*Texto da notícia:*
>>>>
Estragos provocados pela tempestade dos últimos dias deixaram em sobressalto comunidades dos bairros de habitação precária do concelho. Telhados de chapa voaram e postes de eletricidade caíram, lançando a preocupação entre os moradores.
Têm sido noites de alarme nos bairros da Penajóia e do Segundo Torrão. A passagem da tempestade Martinho por Portugal deixou marcas um pouco por todo o país, e várias têm sido as imagens e relatos que comprovam os danos materiais e humanos provocados pelo mau tempo. Em Almada, a situação não foi diferente, com a Proteção Civil a registar mais de 250 ocorrências no concelho, que dificultaram o trabalho dos bombeiros e das forças de segurança e auxílio no terreno.
Particularmente fustigados foram aqueles que são dois dos maiores bairros habitacionais precários do concelho. O ALMADENSE chegou à fala com moradores de ambos que relataram uma noite de pânico e sobressalto, com várias pessoas a ficarem mesmo sem teto.
“Estou apavorada, moro aqui há 33 anos e nunca vi uma situação destas”, relatou Vanessa Oliveira, moradora do Segundo Torrão, na Trafaria, que ficou sem parte do teto na casa que divide com o companheiro e os três filhos menores. “Começou por volta das 00h10. Começamos a ouvir estrondos muito grandes. No meu caso, por sorte, foi só metade, cinco chapas, mas houve pessoas que ficaram sem telhado por completo, o telhado aqui do lado estava a centímetros da cair para cima da nossa casa”.
Situação semelhante foi vivida no bairro de Penajóia, onde as largas centenas de moradores passaram a noite “em claro”, segundo Esvarena de Sousa, da associação de moradores do complexo. “Tivemos que reunir e ficar acordados de prevenção, caso houvesse algum acidente fatal ou que atingisse as pessoas. Felizmente não houve mas passámos a noite sem tranquilidade”, refere a moradora.
De acordo com informações veiculadas pela autarquia, os estragos provocados pelo temporal puseram em causa partes da rede elétrica e de comunicações do município. Na quinta-feira, à SIC, a Presidente da Câmara de Almada, Inês de Medeiros, dizia que a autarquia se encontra em contacto com as entidades responsáveis por matérias de gestão dos sistemas de comunicação e saneamento. “Estamos a falar com os responsáveis por essa matéria, os responsáveis das telecomunicações, assim como com o responsável da e-redes. Em alguns casos os SMAS (Serviços Municipalizados de Água e Saneamento) também estão todos em campo”, disse.
<<<<
*Tarefa A:* Segundo a notícia sobre a tempestade em Almada, quantas ocorrências registou a Proteção Civil no concelho?
*Tarefa B:* Prossiga a notícia sobre a tempestade em Almada a partir da última frase apresentada.
As linhas não têm qualquer papel nesta tarefa.

*Extrato de dados:*
>>>>
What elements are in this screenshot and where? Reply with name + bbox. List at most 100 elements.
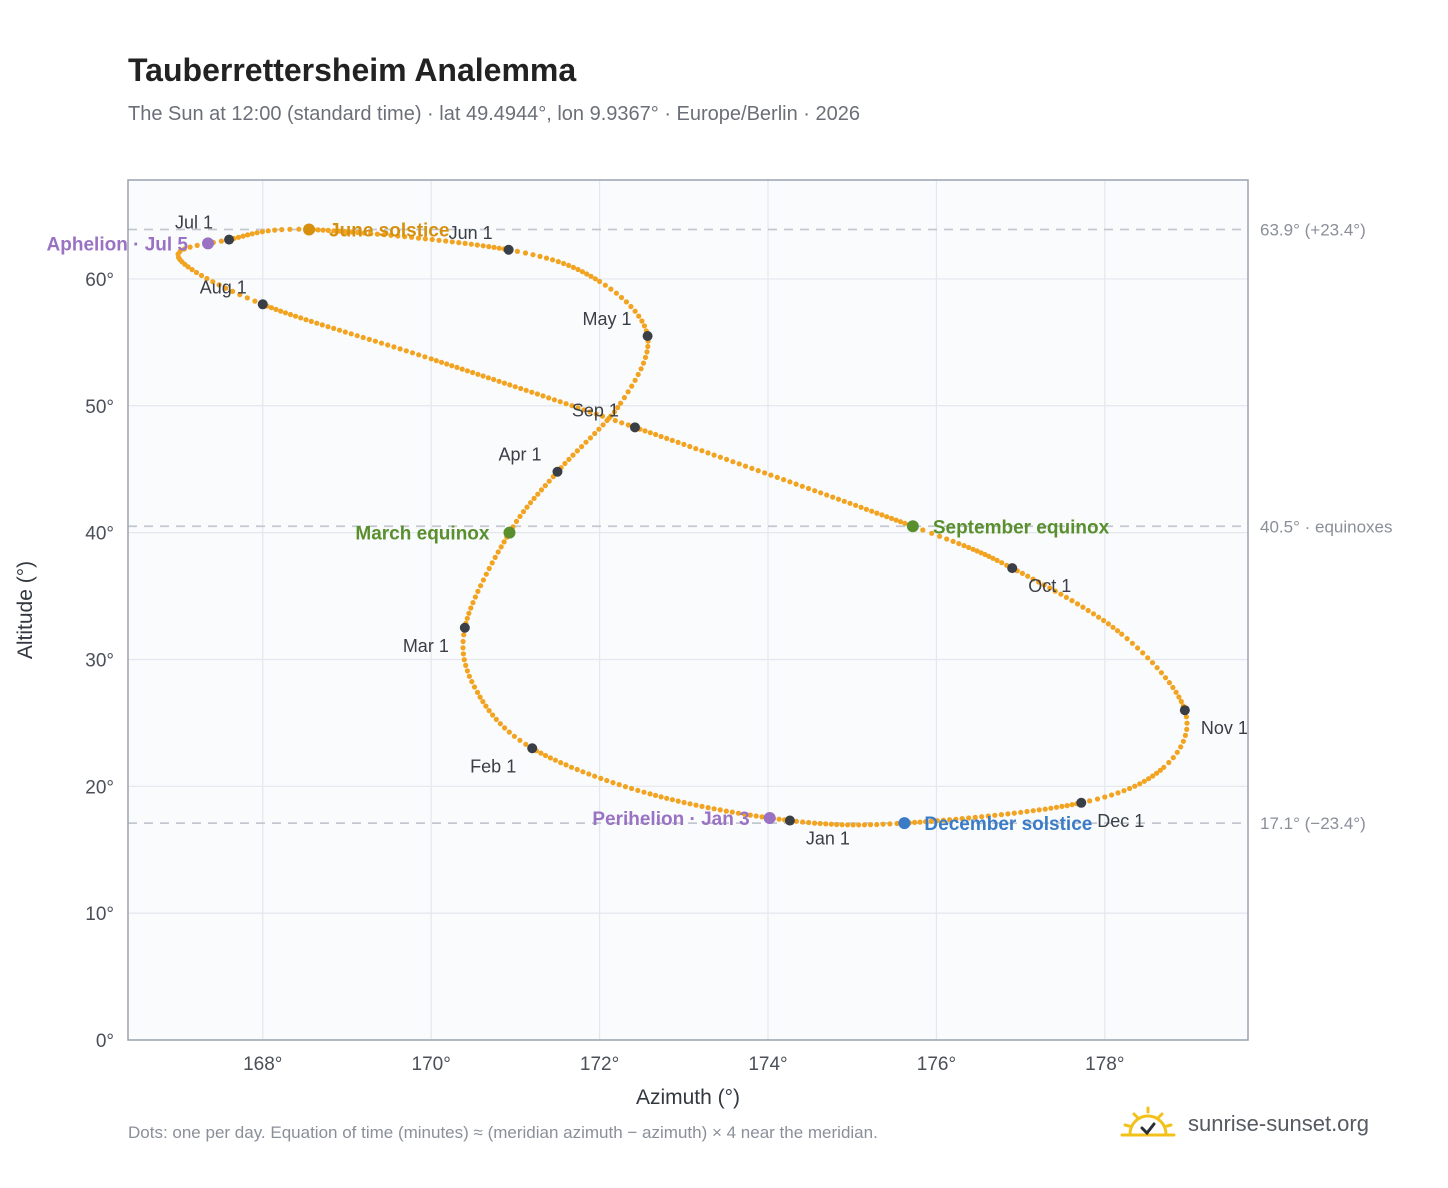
<<<<
*Resposta correta A:* Mais de 250 ocorrências.

*Resposta correta B:*
A informação é corroborada por quem sentiu na pele o pior do temporal das últimas noites. “À noite não se conseguiu fazer nada, sem eletricidade nem rede nos telefones. Só de manhã é que tentámos resolver a situação”, diz Vanessa Oliveira, para quem a ajuda da vizinhança foi essencial. “Cresci no bairro e conhecemo-nos todos uns aos outros. Juntámos os vizinhos e conseguimos aparafusar o telhado e arranjar a eletricidade”.
Também Esvarena de Sousa refere que o levantamento dos estragos “ainda estava a ser feito”, dada a dimensão do bairro, mas adianta que entre os elementos mais fustigados pela tempestade encontram-se famílias com crianças. “Ao meio-dia os vizinhos estavam a repor o teto de uma família que tem crianças pequenas com bebés, um recém-nascido. Houve vizinhos que deixaram o trabalho para poder reforçar o teto por causa da bebé”, diz.
Imagens enviadas ao ALMADENSE por moradores atestam a dimensão dos estragos, com vários lotes a ficarem completamente sem teto e chapas a serem projetadas vários metros. “Tínhamos cabos de alta tensão ao redor da casa, com corrente. Foi assustador”, conta Vanessa Oliveira, acrescentando que a caixa de eletricidade da sua casa chegou mesmo a voar, colocando em causa a segurança da sua família.
“Entre uma demolição e a chuva, qual é a diferença?”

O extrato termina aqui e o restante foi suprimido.